* _Source text_
+ + + +

The public school was originally promised back in 2012 as a part of a neighborhood giveback for the university's expansion plan.

"I'm glad that it seems that the project is on track and NYU will be required to honor its commitment," added State Sen. Brad Hoylman, who was on the community board when the expansion plan was first winding through the public review process.

The city was previously supposed to commit to using the NYU-owned site by 2014, but the deadline has since been extended twice. Now, the SCA has until the end of 2023 to begin the construction phase, 2018 letters between NYU, politicians and the authority show.

"We are still in the early stages of the construction sequence regarding this future school site," SCA spokesperson Kevin Ortiz said. "We are working collaboratively with the Department of Education to advance this project as part of NYU's Core Project."

It is unclear whether the timeline will require NYU to further extend its deadline with the city. NYU spokesman Beckman added the university won't extend the deadline again.

+ + + +

* _Things to do_
1. Rewrite the stretch of the NYU school passage from "The public school" through "the authority show.", swapping "expansion plan" for "development plan".
2. Carry on the NYU school passage after its final sentence.
The entries after the NYU school passage are separate material.

* _Data extract_
+ + + +

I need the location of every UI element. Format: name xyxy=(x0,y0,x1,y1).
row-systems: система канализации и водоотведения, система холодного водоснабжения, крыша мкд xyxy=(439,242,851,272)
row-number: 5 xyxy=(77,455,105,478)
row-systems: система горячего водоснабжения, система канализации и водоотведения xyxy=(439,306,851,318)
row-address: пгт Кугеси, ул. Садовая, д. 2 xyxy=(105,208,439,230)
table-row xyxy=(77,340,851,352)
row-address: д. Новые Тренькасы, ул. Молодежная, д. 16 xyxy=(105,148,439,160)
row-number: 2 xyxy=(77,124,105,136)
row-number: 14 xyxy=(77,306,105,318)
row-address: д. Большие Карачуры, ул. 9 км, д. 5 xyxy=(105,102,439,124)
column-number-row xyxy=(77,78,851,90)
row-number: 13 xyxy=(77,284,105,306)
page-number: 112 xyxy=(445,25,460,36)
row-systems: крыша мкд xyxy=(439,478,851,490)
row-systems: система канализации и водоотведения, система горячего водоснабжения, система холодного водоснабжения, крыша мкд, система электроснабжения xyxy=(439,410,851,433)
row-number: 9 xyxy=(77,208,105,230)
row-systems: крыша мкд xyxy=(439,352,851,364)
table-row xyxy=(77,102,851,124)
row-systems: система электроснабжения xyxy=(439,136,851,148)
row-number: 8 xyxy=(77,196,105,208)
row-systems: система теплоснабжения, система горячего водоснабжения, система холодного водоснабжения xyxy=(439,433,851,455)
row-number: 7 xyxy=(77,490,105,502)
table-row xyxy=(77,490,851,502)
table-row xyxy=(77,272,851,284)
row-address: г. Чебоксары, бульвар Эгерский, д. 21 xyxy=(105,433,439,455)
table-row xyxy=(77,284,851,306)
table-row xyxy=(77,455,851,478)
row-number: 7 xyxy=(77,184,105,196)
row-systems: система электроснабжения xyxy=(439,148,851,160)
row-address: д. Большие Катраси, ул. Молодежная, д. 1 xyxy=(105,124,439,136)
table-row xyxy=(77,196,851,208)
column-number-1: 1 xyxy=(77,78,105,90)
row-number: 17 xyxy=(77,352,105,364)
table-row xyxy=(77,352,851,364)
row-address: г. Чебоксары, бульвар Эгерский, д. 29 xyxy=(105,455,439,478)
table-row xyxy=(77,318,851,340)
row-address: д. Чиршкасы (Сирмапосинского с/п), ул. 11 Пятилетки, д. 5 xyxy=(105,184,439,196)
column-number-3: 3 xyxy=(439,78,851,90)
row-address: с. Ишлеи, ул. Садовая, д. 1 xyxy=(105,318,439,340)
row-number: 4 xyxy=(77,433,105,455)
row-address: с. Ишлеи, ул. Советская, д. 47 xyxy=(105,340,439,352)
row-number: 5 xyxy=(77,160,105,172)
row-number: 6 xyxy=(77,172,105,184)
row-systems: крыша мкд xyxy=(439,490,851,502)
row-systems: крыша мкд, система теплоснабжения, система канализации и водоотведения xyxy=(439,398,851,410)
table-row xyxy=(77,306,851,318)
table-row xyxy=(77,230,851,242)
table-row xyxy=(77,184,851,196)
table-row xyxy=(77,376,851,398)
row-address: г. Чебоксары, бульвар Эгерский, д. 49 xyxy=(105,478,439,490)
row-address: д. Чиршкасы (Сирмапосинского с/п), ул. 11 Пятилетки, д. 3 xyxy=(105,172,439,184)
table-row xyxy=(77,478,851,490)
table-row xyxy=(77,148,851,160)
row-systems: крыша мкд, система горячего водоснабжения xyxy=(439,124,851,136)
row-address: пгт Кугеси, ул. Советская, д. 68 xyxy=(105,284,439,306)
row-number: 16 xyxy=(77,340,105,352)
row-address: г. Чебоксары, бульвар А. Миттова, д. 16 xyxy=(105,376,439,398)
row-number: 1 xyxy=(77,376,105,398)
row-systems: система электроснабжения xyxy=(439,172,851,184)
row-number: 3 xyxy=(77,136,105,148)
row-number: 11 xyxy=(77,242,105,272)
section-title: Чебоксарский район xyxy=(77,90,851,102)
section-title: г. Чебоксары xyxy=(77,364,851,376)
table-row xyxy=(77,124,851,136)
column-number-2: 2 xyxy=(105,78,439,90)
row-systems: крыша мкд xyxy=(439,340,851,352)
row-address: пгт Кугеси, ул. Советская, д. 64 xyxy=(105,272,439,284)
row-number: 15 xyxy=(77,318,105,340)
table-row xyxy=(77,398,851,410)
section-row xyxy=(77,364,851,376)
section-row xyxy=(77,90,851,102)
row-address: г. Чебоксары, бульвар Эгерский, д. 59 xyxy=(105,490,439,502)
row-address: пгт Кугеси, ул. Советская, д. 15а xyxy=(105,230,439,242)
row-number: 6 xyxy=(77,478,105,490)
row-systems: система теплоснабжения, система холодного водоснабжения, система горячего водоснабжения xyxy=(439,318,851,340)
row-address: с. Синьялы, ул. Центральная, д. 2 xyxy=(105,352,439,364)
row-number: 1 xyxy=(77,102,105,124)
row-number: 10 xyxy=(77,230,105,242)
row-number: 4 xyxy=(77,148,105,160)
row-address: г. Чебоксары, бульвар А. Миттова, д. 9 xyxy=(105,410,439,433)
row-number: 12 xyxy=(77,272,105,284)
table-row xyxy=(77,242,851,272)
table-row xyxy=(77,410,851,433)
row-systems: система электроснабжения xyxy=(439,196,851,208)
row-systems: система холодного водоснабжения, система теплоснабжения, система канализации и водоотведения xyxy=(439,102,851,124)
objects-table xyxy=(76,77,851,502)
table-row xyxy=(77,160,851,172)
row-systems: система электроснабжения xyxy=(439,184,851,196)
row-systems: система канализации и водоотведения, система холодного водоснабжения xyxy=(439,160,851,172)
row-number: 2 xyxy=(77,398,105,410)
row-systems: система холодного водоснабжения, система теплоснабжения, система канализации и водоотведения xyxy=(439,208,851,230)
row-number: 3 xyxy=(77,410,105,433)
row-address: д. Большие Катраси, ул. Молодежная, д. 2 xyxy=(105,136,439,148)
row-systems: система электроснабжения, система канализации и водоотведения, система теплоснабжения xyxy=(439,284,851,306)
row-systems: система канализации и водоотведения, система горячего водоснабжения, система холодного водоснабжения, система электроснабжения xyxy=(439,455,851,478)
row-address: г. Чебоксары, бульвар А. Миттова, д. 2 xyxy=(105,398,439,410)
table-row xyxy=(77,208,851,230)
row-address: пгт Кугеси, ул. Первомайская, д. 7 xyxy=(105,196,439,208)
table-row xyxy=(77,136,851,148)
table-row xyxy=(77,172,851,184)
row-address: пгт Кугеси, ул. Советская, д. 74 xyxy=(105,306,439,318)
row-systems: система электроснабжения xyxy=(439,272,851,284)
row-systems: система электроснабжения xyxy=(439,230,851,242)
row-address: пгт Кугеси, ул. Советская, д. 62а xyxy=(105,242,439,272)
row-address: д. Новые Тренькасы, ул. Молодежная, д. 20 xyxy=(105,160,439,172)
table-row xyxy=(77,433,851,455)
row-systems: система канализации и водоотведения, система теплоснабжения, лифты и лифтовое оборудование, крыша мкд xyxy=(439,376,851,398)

+ + + +

* _Answers for the exercise_
1.
The public school was originally promised back in 2012 as a part of a neighborhood giveback for the university's development plan.

"I'm glad that it seems that the project is on track and NYU will be required to honor its commitment," added State Sen. Brad Hoylman, who was on the community board when the development plan was first winding through the public review process.

The city was previously supposed to commit to using the NYU-owned site by 2014, but the deadline has since been extended twice. Now, the SCA has until the end of 2023 to begin the construction phase, 2018 letters between NYU, politicians and the authority show.

2.
Neighbors welcomed the few sentences tucked in the 300-page document as movement forward for the future school, currently a Morton Williams grocery store.

"I was thrilled," said Jeannine Kiely, co-chairperson of Community Board 2's schools committee. "I'm thrilled that that language is included in there because that puts us one step closer to making the school a reality."

CB 2 chair Carter Booth called it a "milestone" for the neighborhood benefits promised under the 2012 NYU expansion project.

Neighborhood leaders have submitted a plan of their own to allocate the Bleecker St. school for kids with language-based disabilities, such as dyslexia, through a city grant for new schooling initiatives. Community Board 2 has issued various letters (page 34 and page 21) about the need for such a public school.

Some local education advocates want 60 percent of the seats to be set aside for low-income students, who face uphill battles accessing services for learning disabilities, often sought at high-dollar private schools, says Akeela Azcuy, a mother of an elementary school student with dyslexia and children's clinical psychologist.

"It's a school that we hope will service the whole borough of Manhattan," said Azcuy, who grew up in the SoHo area and is a parent leader at an East Village school, where parents started a dyslexia discussion group. "I certainly feel more hopeful (for the Bleecker St. school) than I did a year and a half ago."